▶ [Goal]: Set down each entry from the block beneath, exactly as written.

Recorded data

┏━━

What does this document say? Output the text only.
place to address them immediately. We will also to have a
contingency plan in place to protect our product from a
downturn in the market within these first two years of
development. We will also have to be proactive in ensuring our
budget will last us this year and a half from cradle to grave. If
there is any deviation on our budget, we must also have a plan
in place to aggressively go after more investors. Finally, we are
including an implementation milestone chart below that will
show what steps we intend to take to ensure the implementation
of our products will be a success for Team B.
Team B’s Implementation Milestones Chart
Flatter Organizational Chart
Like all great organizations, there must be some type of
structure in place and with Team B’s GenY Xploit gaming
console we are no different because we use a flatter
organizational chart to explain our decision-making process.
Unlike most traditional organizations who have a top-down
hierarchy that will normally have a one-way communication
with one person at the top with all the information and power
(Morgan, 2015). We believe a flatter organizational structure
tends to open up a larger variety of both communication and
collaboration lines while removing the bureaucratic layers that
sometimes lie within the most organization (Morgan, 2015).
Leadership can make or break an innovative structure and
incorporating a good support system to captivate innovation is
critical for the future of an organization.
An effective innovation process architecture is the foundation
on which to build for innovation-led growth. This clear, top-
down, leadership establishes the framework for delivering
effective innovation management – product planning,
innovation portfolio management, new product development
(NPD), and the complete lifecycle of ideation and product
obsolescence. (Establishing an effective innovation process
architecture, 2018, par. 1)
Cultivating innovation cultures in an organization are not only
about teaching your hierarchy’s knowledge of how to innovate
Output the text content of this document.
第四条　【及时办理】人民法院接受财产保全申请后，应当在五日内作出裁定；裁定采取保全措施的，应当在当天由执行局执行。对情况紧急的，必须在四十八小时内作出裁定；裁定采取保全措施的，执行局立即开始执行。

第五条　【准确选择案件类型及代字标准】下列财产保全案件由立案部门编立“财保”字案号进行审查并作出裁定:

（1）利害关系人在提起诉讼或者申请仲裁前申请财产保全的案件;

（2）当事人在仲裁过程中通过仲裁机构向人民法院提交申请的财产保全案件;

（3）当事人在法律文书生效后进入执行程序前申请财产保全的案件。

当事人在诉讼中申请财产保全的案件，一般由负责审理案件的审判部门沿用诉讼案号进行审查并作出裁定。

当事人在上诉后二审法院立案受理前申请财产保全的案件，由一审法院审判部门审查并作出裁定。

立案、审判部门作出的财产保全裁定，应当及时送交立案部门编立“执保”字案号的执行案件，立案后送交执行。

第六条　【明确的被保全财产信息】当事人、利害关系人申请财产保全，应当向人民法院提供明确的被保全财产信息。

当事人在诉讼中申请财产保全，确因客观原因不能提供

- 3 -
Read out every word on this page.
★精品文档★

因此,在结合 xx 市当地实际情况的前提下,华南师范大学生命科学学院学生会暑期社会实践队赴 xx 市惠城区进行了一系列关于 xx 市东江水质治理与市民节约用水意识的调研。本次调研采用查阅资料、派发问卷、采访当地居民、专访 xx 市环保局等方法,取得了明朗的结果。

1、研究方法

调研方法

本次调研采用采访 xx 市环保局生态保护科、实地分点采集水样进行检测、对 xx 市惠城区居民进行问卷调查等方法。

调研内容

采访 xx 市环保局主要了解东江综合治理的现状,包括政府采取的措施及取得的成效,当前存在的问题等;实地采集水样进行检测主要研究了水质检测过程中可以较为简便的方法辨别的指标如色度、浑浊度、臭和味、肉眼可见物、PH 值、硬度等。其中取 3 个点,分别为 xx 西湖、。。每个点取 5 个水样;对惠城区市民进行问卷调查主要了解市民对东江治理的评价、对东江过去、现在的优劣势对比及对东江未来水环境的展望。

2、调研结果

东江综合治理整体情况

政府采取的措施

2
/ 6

┗━━

▶ [Result below]:
What does this document say? Output the text only.
place to address them immediately. We will also to have a
contingency plan in place to protect our product from a
downturn in the market within these first two years of
development. We will also have to be proactive in ensuring our
budget will last us this year and a half from cradle to grave. If
there is any deviation on our budget, we must also have a plan
in place to aggressively go after more investors. Finally, we are
including an implementation milestone chart below that will
show what steps we intend to take to ensure the implementation
of our products will be a success for Team B.
Team B’s Implementation Milestones Chart
Flatter Organizational Chart
Like all great organizations, there must be some type of
structure in place and with Team B’s GenY Xploit gaming
console we are no different because we use a flatter
organizational chart to explain our decision-making process.
Unlike most traditional organizations who have a top-down
hierarchy that will normally have a one-way communication
with one person at the top with all the information and power
(Morgan, 2015). We believe a flatter organizational structure
tends to open up a larger variety of both communication and
collaboration lines while removing the bureaucratic layers that
sometimes lie within the most organization (Morgan, 2015).
Leadership can make or break an innovative structure and
incorporating a good support system to captivate innovation is
critical for the future of an organization.
An effective innovation process architecture is the foundation
on which to build for innovation-led growth. This clear, top-
down, leadership establishes the framework for delivering
effective innovation management – product planning,
innovation portfolio management, new product development
(NPD), and the complete lifecycle of ideation and product
obsolescence. (Establishing an effective innovation process
architecture, 2018, par. 1)
Cultivating innovation cultures in an organization are not only
about teaching your hierarchy’s knowledge of how to innovate
Output the text content of this document.
第四条　【及时办理】人民法院接受财产保全申请后，应当在五日内作出裁定；裁定采取保全措施的，应当在当天由执行局执行。对情况紧急的，必须在四十八小时内作出裁定；裁定采取保全措施的，执行局立即开始执行。

第五条　【准确选择案件类型及代字标准】下列财产保全案件由立案部门编立“财保”字案号进行审查并作出裁定:

（1）利害关系人在提起诉讼或者申请仲裁前申请财产保全的案件;

（2）当事人在仲裁过程中通过仲裁机构向人民法院提交申请的财产保全案件;

（3）当事人在法律文书生效后进入执行程序前申请财产保全的案件。

当事人在诉讼中申请财产保全的案件，一般由负责审理案件的审判部门沿用诉讼案号进行审查并作出裁定。

当事人在上诉后二审法院立案受理前申请财产保全的案件，由一审法院审判部门审查并作出裁定。

立案、审判部门作出的财产保全裁定，应当及时送交立案部门编立“执保”字案号的执行案件，立案后送交执行。

第六条　【明确的被保全财产信息】当事人、利害关系人申请财产保全，应当向人民法院提供明确的被保全财产信息。

当事人在诉讼中申请财产保全，确因客观原因不能提供

- 3 -
Read out every word on this page.
★精品文档★

因此,在结合 xx 市当地实际情况的前提下,华南师范大学生命科学学院学生会暑期社会实践队赴 xx 市惠城区进行了一系列关于 xx 市东江水质治理与市民节约用水意识的调研。本次调研采用查阅资料、派发问卷、采访当地居民、专访 xx 市环保局等方法,取得了明朗的结果。

1、研究方法

调研方法

本次调研采用采访 xx 市环保局生态保护科、实地分点采集水样进行检测、对 xx 市惠城区居民进行问卷调查等方法。

调研内容

采访 xx 市环保局主要了解东江综合治理的现状,包括政府采取的措施及取得的成效,当前存在的问题等;实地采集水样进行检测主要研究了水质检测过程中可以较为简便的方法辨别的指标如色度、浑浊度、臭和味、肉眼可见物、PH 值、硬度等。其中取 3 个点,分别为 xx 西湖、。。每个点取 5 个水样;对惠城区市民进行问卷调查主要了解市民对东江治理的评价、对东江过去、现在的优劣势对比及对东江未来水环境的展望。

2、调研结果

东江综合治理整体情况

政府采取的措施

2
/ 6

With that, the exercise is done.